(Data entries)
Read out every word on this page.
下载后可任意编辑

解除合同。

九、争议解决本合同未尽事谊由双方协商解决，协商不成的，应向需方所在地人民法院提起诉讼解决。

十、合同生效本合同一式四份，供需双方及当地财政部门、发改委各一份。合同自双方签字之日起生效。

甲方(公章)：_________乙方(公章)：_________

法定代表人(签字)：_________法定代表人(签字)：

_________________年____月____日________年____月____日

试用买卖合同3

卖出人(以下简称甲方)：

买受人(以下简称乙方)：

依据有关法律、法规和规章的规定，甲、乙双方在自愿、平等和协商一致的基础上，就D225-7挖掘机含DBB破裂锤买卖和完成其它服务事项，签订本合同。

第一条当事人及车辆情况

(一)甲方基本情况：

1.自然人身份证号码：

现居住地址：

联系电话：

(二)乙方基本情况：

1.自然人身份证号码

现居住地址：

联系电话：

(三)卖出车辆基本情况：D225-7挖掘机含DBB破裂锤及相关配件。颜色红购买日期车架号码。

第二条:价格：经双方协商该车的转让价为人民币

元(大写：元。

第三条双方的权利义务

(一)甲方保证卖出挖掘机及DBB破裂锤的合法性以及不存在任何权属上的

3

...

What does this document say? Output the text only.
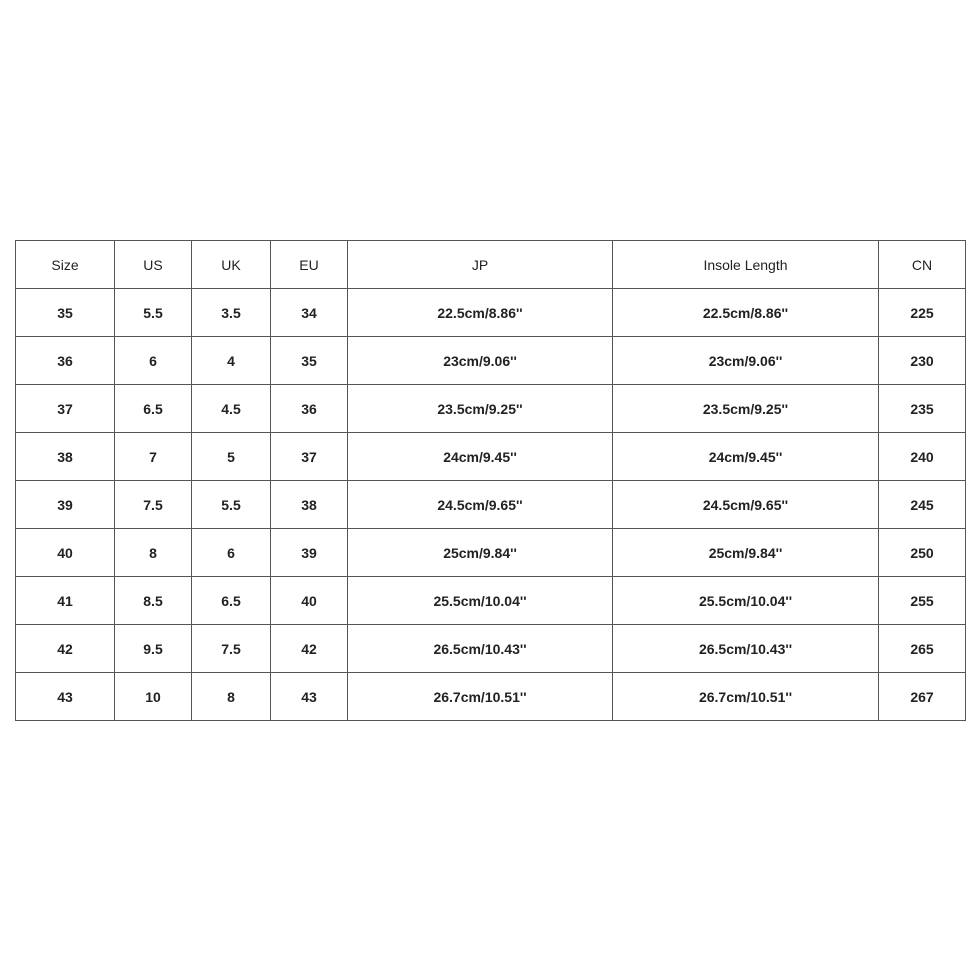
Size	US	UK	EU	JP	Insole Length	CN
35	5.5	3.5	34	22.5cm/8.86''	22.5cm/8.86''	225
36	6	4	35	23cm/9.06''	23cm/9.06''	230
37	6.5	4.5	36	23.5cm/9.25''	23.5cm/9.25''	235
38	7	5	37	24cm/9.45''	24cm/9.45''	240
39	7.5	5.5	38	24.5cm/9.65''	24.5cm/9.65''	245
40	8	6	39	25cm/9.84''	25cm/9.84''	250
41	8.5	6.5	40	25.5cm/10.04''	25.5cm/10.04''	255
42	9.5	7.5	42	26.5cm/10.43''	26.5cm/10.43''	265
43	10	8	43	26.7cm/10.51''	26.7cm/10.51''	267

---

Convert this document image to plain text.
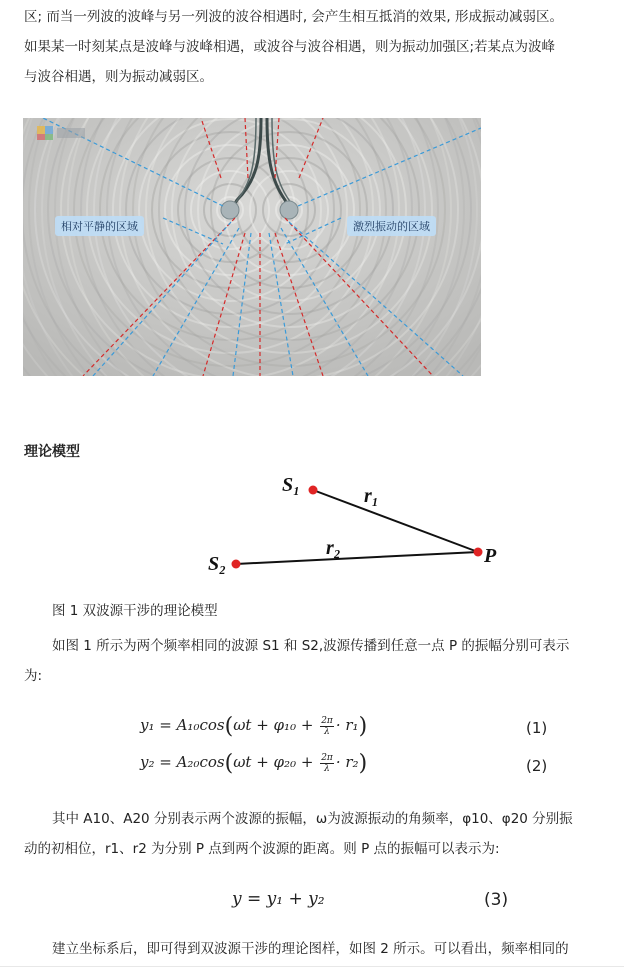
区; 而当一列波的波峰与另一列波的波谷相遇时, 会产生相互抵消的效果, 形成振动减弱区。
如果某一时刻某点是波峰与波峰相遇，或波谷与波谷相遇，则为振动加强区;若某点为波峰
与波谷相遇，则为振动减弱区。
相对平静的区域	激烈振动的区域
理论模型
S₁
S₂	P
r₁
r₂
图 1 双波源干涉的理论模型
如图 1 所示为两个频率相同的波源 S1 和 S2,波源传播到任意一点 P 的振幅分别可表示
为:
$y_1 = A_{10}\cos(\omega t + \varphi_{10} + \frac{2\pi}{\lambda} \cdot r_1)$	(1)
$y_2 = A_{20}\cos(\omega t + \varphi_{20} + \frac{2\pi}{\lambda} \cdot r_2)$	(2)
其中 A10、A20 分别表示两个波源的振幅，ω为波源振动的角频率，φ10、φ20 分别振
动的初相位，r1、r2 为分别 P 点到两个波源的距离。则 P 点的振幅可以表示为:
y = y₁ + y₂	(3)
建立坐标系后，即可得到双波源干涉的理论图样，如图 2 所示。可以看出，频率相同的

Exercise task.
Copy each line of the data above that holds "frac".

Response to this task.
$y_1 = A_{10}\cos(\omega t + \varphi_{10} + \frac{2\pi}{\lambda} \cdot r_1)$	(1)
$y_2 = A_{20}\cos(\omega t + \varphi_{20} + \frac{2\pi}{\lambda} \cdot r_2)$	(2)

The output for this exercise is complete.